(Dataset records)
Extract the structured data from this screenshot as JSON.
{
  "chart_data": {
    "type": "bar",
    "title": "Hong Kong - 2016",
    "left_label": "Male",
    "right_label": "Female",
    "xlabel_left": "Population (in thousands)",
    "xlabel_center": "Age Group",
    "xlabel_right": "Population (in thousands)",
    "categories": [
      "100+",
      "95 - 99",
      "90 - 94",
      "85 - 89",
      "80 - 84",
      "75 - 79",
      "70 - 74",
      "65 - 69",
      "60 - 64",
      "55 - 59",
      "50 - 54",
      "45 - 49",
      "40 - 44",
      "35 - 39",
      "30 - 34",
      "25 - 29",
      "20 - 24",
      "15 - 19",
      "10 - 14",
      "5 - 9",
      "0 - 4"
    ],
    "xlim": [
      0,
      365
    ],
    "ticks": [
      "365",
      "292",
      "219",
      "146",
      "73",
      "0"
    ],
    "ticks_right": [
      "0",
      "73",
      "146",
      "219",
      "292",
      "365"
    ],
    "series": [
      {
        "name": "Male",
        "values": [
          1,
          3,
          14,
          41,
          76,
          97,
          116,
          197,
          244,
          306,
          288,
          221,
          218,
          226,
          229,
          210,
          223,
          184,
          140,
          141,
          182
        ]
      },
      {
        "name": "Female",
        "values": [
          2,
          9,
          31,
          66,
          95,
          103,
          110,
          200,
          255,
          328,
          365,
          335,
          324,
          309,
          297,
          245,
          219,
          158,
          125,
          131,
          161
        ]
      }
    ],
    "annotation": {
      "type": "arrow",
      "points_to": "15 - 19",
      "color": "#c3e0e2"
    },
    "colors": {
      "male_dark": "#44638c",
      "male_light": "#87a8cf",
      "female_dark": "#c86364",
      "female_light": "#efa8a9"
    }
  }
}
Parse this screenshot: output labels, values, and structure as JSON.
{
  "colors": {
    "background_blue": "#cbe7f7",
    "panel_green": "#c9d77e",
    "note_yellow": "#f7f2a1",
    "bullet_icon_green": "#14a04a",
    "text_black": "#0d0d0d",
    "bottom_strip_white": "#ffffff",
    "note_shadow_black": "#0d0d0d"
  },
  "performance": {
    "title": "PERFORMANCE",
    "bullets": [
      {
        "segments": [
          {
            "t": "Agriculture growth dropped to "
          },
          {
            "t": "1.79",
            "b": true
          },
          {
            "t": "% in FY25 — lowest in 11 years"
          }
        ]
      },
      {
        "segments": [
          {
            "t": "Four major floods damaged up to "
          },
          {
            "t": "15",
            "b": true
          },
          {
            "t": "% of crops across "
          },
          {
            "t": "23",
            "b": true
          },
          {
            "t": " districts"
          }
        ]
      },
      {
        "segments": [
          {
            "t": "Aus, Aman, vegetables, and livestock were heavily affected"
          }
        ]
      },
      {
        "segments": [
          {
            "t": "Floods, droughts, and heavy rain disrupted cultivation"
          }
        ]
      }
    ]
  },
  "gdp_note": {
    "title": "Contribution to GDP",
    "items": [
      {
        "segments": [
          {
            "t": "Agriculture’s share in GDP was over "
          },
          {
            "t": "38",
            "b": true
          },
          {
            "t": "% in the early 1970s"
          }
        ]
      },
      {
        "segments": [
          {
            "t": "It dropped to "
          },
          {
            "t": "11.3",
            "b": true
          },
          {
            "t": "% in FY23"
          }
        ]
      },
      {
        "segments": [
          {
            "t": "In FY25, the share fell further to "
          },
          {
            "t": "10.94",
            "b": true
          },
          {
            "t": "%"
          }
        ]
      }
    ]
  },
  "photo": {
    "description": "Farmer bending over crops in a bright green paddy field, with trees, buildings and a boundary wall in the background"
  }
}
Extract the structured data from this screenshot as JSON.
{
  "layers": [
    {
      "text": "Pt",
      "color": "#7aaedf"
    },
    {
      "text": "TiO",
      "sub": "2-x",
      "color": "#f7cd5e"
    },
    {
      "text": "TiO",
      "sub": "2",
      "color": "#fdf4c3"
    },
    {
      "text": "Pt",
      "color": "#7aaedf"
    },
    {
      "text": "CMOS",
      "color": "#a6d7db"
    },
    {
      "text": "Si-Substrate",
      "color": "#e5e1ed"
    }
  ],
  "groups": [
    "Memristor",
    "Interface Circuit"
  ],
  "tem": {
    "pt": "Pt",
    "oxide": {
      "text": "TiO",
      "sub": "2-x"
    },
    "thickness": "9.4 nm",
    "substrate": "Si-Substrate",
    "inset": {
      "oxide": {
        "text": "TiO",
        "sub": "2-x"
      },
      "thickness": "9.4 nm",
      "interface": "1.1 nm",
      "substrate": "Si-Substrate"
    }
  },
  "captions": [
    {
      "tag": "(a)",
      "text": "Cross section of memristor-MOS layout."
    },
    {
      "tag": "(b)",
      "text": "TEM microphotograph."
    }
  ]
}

● Set task: Transcribe each entry precisely, missing none.

● Answer to this problem:
Extract the structured data from this screenshot as JSON.
{
  "chart_data": {
    "type": "bar",
    "title": "Hong Kong - 2016",
    "left_label": "Male",
    "right_label": "Female",
    "xlabel_left": "Population (in thousands)",
    "xlabel_center": "Age Group",
    "xlabel_right": "Population (in thousands)",
    "categories": [
      "100+",
      "95 - 99",
      "90 - 94",
      "85 - 89",
      "80 - 84",
      "75 - 79",
      "70 - 74",
      "65 - 69",
      "60 - 64",
      "55 - 59",
      "50 - 54",
      "45 - 49",
      "40 - 44",
      "35 - 39",
      "30 - 34",
      "25 - 29",
      "20 - 24",
      "15 - 19",
      "10 - 14",
      "5 - 9",
      "0 - 4"
    ],
    "xlim": [
      0,
      365
    ],
    "ticks": [
      "365",
      "292",
      "219",
      "146",
      "73",
      "0"
    ],
    "ticks_right": [
      "0",
      "73",
      "146",
      "219",
      "292",
      "365"
    ],
    "series": [
      {
        "name": "Male",
        "values": [
          1,
          3,
          14,
          41,
          76,
          97,
          116,
          197,
          244,
          306,
          288,
          221,
          218,
          226,
          229,
          210,
          223,
          184,
          140,
          141,
          182
        ]
      },
      {
        "name": "Female",
        "values": [
          2,
          9,
          31,
          66,
          95,
          103,
          110,
          200,
          255,
          328,
          365,
          335,
          324,
          309,
          297,
          245,
          219,
          158,
          125,
          131,
          161
        ]
      }
    ],
    "annotation": {
      "type": "arrow",
      "points_to": "15 - 19",
      "color": "#c3e0e2"
    },
    "colors": {
      "male_dark": "#44638c",
      "male_light": "#87a8cf",
      "female_dark": "#c86364",
      "female_light": "#efa8a9"
    }
  }
}
Parse this screenshot: output labels, values, and structure as JSON.
{
  "colors": {
    "background_blue": "#cbe7f7",
    "panel_green": "#c9d77e",
    "note_yellow": "#f7f2a1",
    "bullet_icon_green": "#14a04a",
    "text_black": "#0d0d0d",
    "bottom_strip_white": "#ffffff",
    "note_shadow_black": "#0d0d0d"
  },
  "performance": {
    "title": "PERFORMANCE",
    "bullets": [
      {
        "segments": [
          {
            "t": "Agriculture growth dropped to "
          },
          {
            "t": "1.79",
            "b": true
          },
          {
            "t": "% in FY25 — lowest in 11 years"
          }
        ]
      },
      {
        "segments": [
          {
            "t": "Four major floods damaged up to "
          },
          {
            "t": "15",
            "b": true
          },
          {
            "t": "% of crops across "
          },
          {
            "t": "23",
            "b": true
          },
          {
            "t": " districts"
          }
        ]
      },
      {
        "segments": [
          {
            "t": "Aus, Aman, vegetables, and livestock were heavily affected"
          }
        ]
      },
      {
        "segments": [
          {
            "t": "Floods, droughts, and heavy rain disrupted cultivation"
          }
        ]
      }
    ]
  },
  "gdp_note": {
    "title": "Contribution to GDP",
    "items": [
      {
        "segments": [
          {
            "t": "Agriculture’s share in GDP was over "
          },
          {
            "t": "38",
            "b": true
          },
          {
            "t": "% in the early 1970s"
          }
        ]
      },
      {
        "segments": [
          {
            "t": "It dropped to "
          },
          {
            "t": "11.3",
            "b": true
          },
          {
            "t": "% in FY23"
          }
        ]
      },
      {
        "segments": [
          {
            "t": "In FY25, the share fell further to "
          },
          {
            "t": "10.94",
            "b": true
          },
          {
            "t": "%"
          }
        ]
      }
    ]
  },
  "photo": {
    "description": "Farmer bending over crops in a bright green paddy field, with trees, buildings and a boundary wall in the background"
  }
}
Extract the structured data from this screenshot as JSON.
{
  "layers": [
    {
      "text": "Pt",
      "color": "#7aaedf"
    },
    {
      "text": "TiO",
      "sub": "2-x",
      "color": "#f7cd5e"
    },
    {
      "text": "TiO",
      "sub": "2",
      "color": "#fdf4c3"
    },
    {
      "text": "Pt",
      "color": "#7aaedf"
    },
    {
      "text": "CMOS",
      "color": "#a6d7db"
    },
    {
      "text": "Si-Substrate",
      "color": "#e5e1ed"
    }
  ],
  "groups": [
    "Memristor",
    "Interface Circuit"
  ],
  "tem": {
    "pt": "Pt",
    "oxide": {
      "text": "TiO",
      "sub": "2-x"
    },
    "thickness": "9.4 nm",
    "substrate": "Si-Substrate",
    "inset": {
      "oxide": {
        "text": "TiO",
        "sub": "2-x"
      },
      "thickness": "9.4 nm",
      "interface": "1.1 nm",
      "substrate": "Si-Substrate"
    }
  },
  "captions": [
    {
      "tag": "(a)",
      "text": "Cross section of memristor-MOS layout."
    },
    {
      "tag": "(b)",
      "text": "TEM microphotograph."
    }
  ]
}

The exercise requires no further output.